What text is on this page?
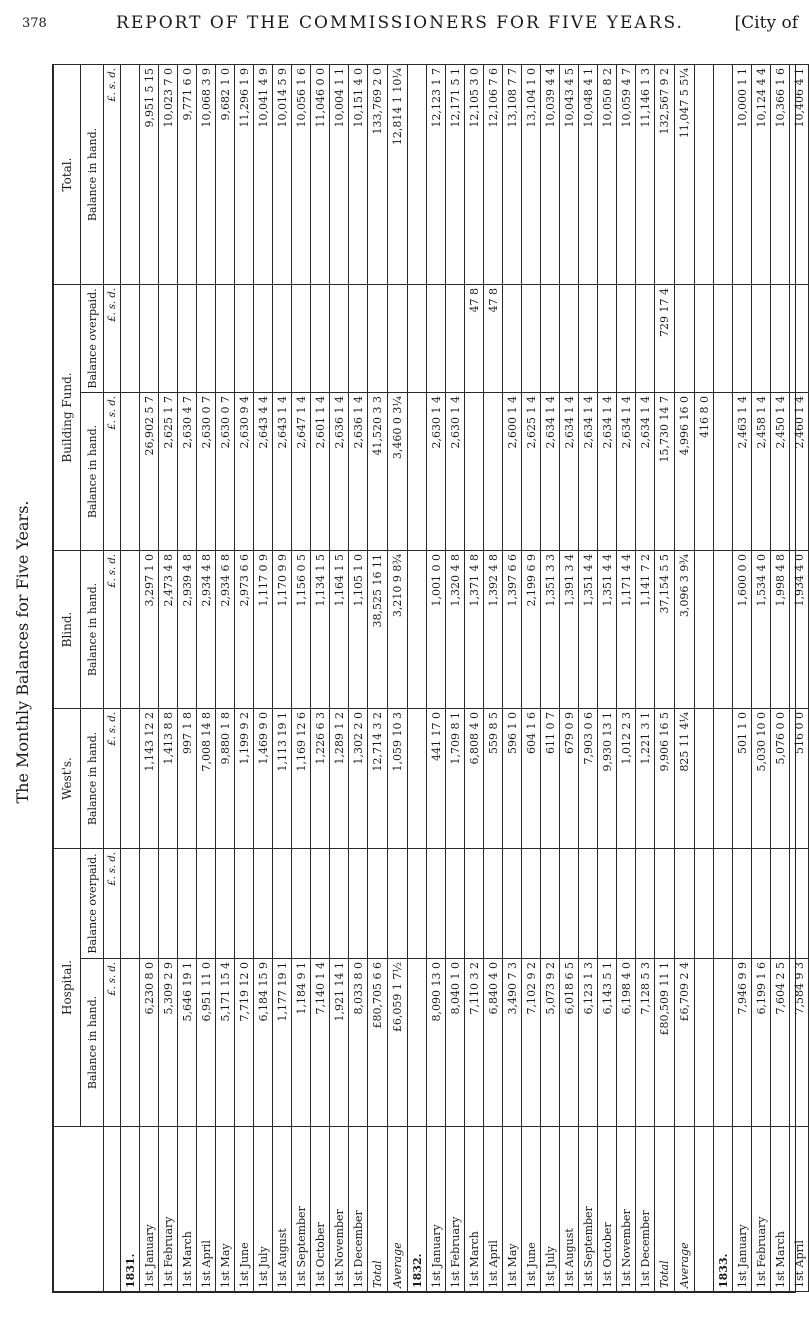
378	REPORT OF THE COMMISSIONERS FOR FIVE YEARS.	[City of
The Monthly Balances for Five Years.
	Hospital.		West's.	Blind.	Building Fund.		Total.
	Balance in hand.	Balance overpaid.	Balance in hand.	Balance in hand.	Balance in hand.	Balance overpaid.	Balance in hand.
	£. s. d.	£. s. d.	£. s. d.	£. s. d.	£. s. d.	£. s. d.	£. s. d.
1831.							
1st January	6,230 8 0		1,143 12 2	3,297 1 0	26,902 5 7		9,951 5 15
1st February	5,309 2 9		1,413 8 8	2,473 4 8	2,625 1 7		10,023 7 0
1st March	5,646 19 1		997 1 8	2,939 4 8	2,630 4 7		9,771 6 0
1st April	6,951 11 0		7,008 14 8	2,934 4 8	2,630 0 7		10,068 3 9
1st May	5,171 15 4		9,880 1 8	2,934 6 8	2,630 0 7		9,682 1 0
1st June	7,719 12 0		1,199 9 2	2,973 6 6	2,630 9 4		11,296 1 9
1st July	6,184 15 9		1,469 9 0	1,117 0 9	2,643 4 4		10,041 4 9
1st August	1,177 19 1		1,113 19 1	1,170 9 9	2,643 1 4		10,014 5 9
1st September	1,184 9 1		1,169 12 6	1,156 0 5	2,647 1 4		10,056 1 6
1st October	7,140 1 4		1,226 6 3	1,134 1 5	2,601 1 4		11,046 0 0
1st November	1,921 14 1		1,289 1 2	1,164 1 5	2,636 1 4		10,004 1 1
1st December	8,033 8 0		1,302 2 0	1,105 1 0	2,636 1 4		10,151 4 0
Total	£80,705 6 6		12,714 3 2	38,525 16 11	41,520 3 3		133,769 2 0
Average	£6,059 1 7½		1,059 10 3	3,210 9 8¾	3,460 0 3¼		12,814 1 10¼
1832.							
1st January	8,090 13 0		441 17 0	1,001 0 0	2,630 1 4		12,123 1 7
1st February	8,040 1 0		1,709 8 1	1,320 4 8	2,630 1 4		12,171 5 1
1st March	7,110 3 2		6,808 4 0	1,371 4 8		47 8	12,105 3 0
1st April	6,840 4 0		559 8 5	1,392 4 8		47 8	12,106 7 6
1st May	3,490 7 3		596 1 0	1,397 6 6	2,600 1 4		13,108 7 7
1st June	7,102 9 2		604 1 6	2,199 6 9	2,625 1 4		13,104 1 0
1st July	5,073 9 2		611 0 7	1,351 3 3	2,634 1 4		10,039 4 4
1st August	6,018 6 5		679 0 9	1,391 3 4	2,634 1 4		10,043 4 5
1st September	6,123 1 3		7,903 0 6	1,351 4 4	2,634 1 4		10,048 4 1
1st October	6,143 5 1		9,930 13 1	1,351 4 4	2,634 1 4		10,050 8 2
1st November	6,198 4 0		1,012 2 3	1,171 4 4	2,634 1 4		10,059 4 7
1st December	7,128 5 3		1,221 3 1	1,141 7 2	2,634 1 4		11,146 1 3
Total	£80,509 11 1		9,906 16 5	37,154 5 5	15,730 14 7	729 17 4	132,567 9 2
Average	£6,709 2 4		825 11 4¼	3,096 3 9¾	4,996 16 0		11,047 5 5¼
					416 8 0		
1833.							
1st January	7,946 9 9		501 1 0	1,600 0 0	2,463 1 4		10,000 1 1
1st February	6,199 1 6		5,030 10 0	1,534 4 0	2,458 1 4		10,124 4 4
1st March	7,604 2 5		5,076 0 0	1,998 4 8	2,450 1 4		10,366 1 6
1st April	7,584 9 3		516 0 0	1,934 4 0	2,460 1 4		10,406 4 1
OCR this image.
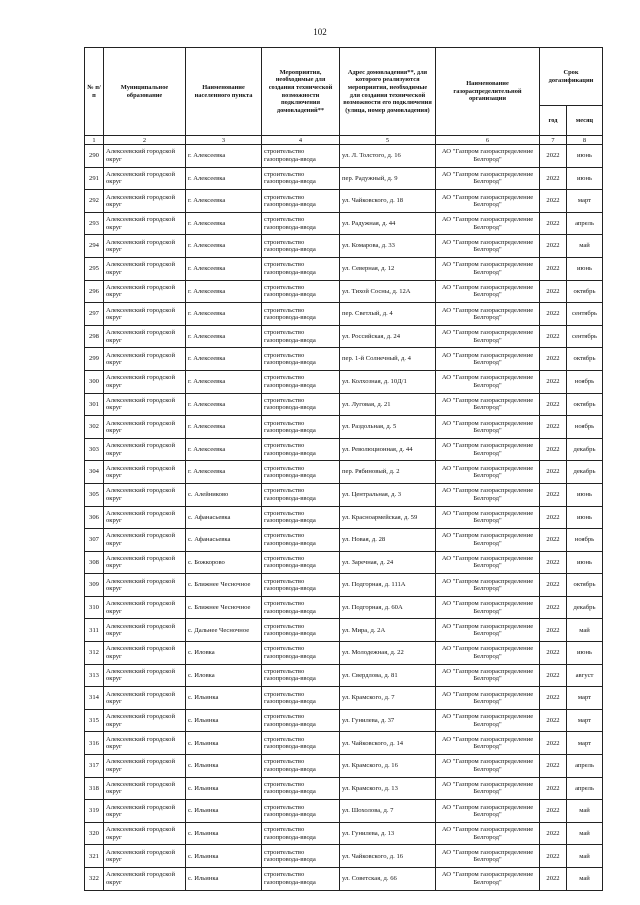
102
№ п/п	Муниципальное образование	Наименование населенного пункта	Мероприятия, необходимые для создания технической возможности подключения домовладений**	Адрес домовладения**, для которого реализуются мероприятия, необходимые для создания технической возможности его подключения (улица, номер домовладения)	Наименование газораспределительной организации	Срок догазификации	
						год	месяц
1	2	3	4	5	6	7	8
290	Алексеевский городской округ	г. Алексеевка	строительство газопровода-ввода	ул. Л. Толстого, д. 16	АО "Газпром газораспределение Белгород"	2022	июнь
291	Алексеевский городской округ	г. Алексеевка	строительство газопровода-ввода	пер. Радужный, д. 9	АО "Газпром газораспределение Белгород"	2022	июнь
292	Алексеевский городской округ	г. Алексеевка	строительство газопровода-ввода	ул. Чайковского, д. 18	АО "Газпром газораспределение Белгород"	2022	март
293	Алексеевский городской округ	г. Алексеевка	строительство газопровода-ввода	ул. Радужная, д. 44	АО "Газпром газораспределение Белгород"	2022	апрель
294	Алексеевский городской округ	г. Алексеевка	строительство газопровода-ввода	ул. Комарова, д. 33	АО "Газпром газораспределение Белгород"	2022	май
295	Алексеевский городской округ	г. Алексеевка	строительство газопровода-ввода	ул. Северная, д. 12	АО "Газпром газораспределение Белгород"	2022	июнь
296	Алексеевский городской округ	г. Алексеевка	строительство газопровода-ввода	ул. Тихой Сосны, д. 12А	АО "Газпром газораспределение Белгород"	2022	октябрь
297	Алексеевский городской округ	г. Алексеевка	строительство газопровода-ввода	пер. Светлый, д. 4	АО "Газпром газораспределение Белгород"	2022	сентябрь
298	Алексеевский городской округ	г. Алексеевка	строительство газопровода-ввода	ул. Российская, д. 24	АО "Газпром газораспределение Белгород"	2022	сентябрь
299	Алексеевский городской округ	г. Алексеевка	строительство газопровода-ввода	пер. 1-й Солнечный, д. 4	АО "Газпром газораспределение Белгород"	2022	октябрь
300	Алексеевский городской округ	г. Алексеевка	строительство газопровода-ввода	ул. Колхозная, д. 10Д/1	АО "Газпром газораспределение Белгород"	2022	ноябрь
301	Алексеевский городской округ	г. Алексеевка	строительство газопровода-ввода	ул. Луговая, д. 21	АО "Газпром газораспределение Белгород"	2022	октябрь
302	Алексеевский городской округ	г. Алексеевка	строительство газопровода-ввода	ул. Раздольная, д. 5	АО "Газпром газораспределение Белгород"	2022	ноябрь
303	Алексеевский городской округ	г. Алексеевка	строительство газопровода-ввода	ул. Революционная, д. 44	АО "Газпром газораспределение Белгород"	2022	декабрь
304	Алексеевский городской округ	г. Алексеевка	строительство газопровода-ввода	пер. Рябиновый, д. 2	АО "Газпром газораспределение Белгород"	2022	декабрь
305	Алексеевский городской округ	с. Алейниково	строительство газопровода-ввода	ул. Центральная, д. 3	АО "Газпром газораспределение Белгород"	2022	июнь
306	Алексеевский городской округ	с. Афанасьевка	строительство газопровода-ввода	ул. Красноармейская, д. 59	АО "Газпром газораспределение Белгород"	2022	июнь
307	Алексеевский городской округ	с. Афанасьевка	строительство газопровода-ввода	ул. Новая, д. 28	АО "Газпром газораспределение Белгород"	2022	ноябрь
308	Алексеевский городской округ	с. Божкорово	строительство газопровода-ввода	ул. Заречная, д. 24	АО "Газпром газораспределение Белгород"	2022	июнь
309	Алексеевский городской округ	с. Ближнее Чесночное	строительство газопровода-ввода	ул. Подгорная, д. 111А	АО "Газпром газораспределение Белгород"	2022	октябрь
310	Алексеевский городской округ	с. Ближнее Чесночное	строительство газопровода-ввода	ул. Подгорная, д. 60А	АО "Газпром газораспределение Белгород"	2022	декабрь
311	Алексеевский городской округ	с. Дальнее Чесночное	строительство газопровода-ввода	ул. Мира, д. 2А	АО "Газпром газораспределение Белгород"	2022	май
312	Алексеевский городской округ	с. Иловка	строительство газопровода-ввода	ул. Молодежная, д. 22	АО "Газпром газораспределение Белгород"	2022	июнь
313	Алексеевский городской округ	с. Иловка	строительство газопровода-ввода	ул. Свердлова, д. 81	АО "Газпром газораспределение Белгород"	2022	август
314	Алексеевский городской округ	с. Ильинка	строительство газопровода-ввода	ул. Крамского, д. 7	АО "Газпром газораспределение Белгород"	2022	март
315	Алексеевский городской округ	с. Ильинка	строительство газопровода-ввода	ул. Гунилева, д. 37	АО "Газпром газораспределение Белгород"	2022	март
316	Алексеевский городской округ	с. Ильинка	строительство газопровода-ввода	ул. Чайковского, д. 14	АО "Газпром газораспределение Белгород"	2022	март
317	Алексеевский городской округ	с. Ильинка	строительство газопровода-ввода	ул. Крамского, д. 16	АО "Газпром газораспределение Белгород"	2022	апрель
318	Алексеевский городской округ	с. Ильинка	строительство газопровода-ввода	ул. Крамского, д. 13	АО "Газпром газораспределение Белгород"	2022	апрель
319	Алексеевский городской округ	с. Ильинка	строительство газопровода-ввода	ул. Шохолова, д. 7	АО "Газпром газораспределение Белгород"	2022	май
320	Алексеевский городской округ	с. Ильинка	строительство газопровода-ввода	ул. Гунилева, д. 13	АО "Газпром газораспределение Белгород"	2022	май
321	Алексеевский городской округ	с. Ильинка	строительство газопровода-ввода	ул. Чайковского, д. 16	АО "Газпром газораспределение Белгород"	2022	май
322	Алексеевский городской округ	с. Ильинка	строительство газопровода-ввода	ул. Советская, д. 66	АО "Газпром газораспределение Белгород"	2022	май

= = = = = = =

Identify the lines above with the word "August". Copy them.

(Written solution)
1st August	1,177 19 1		1,113 19 1	1,170 9 9	2,643 1 4		10,014 5 9
1st August	6,018 6 5		679 0 9	1,391 3 4	2,634 1 4		10,043 4 5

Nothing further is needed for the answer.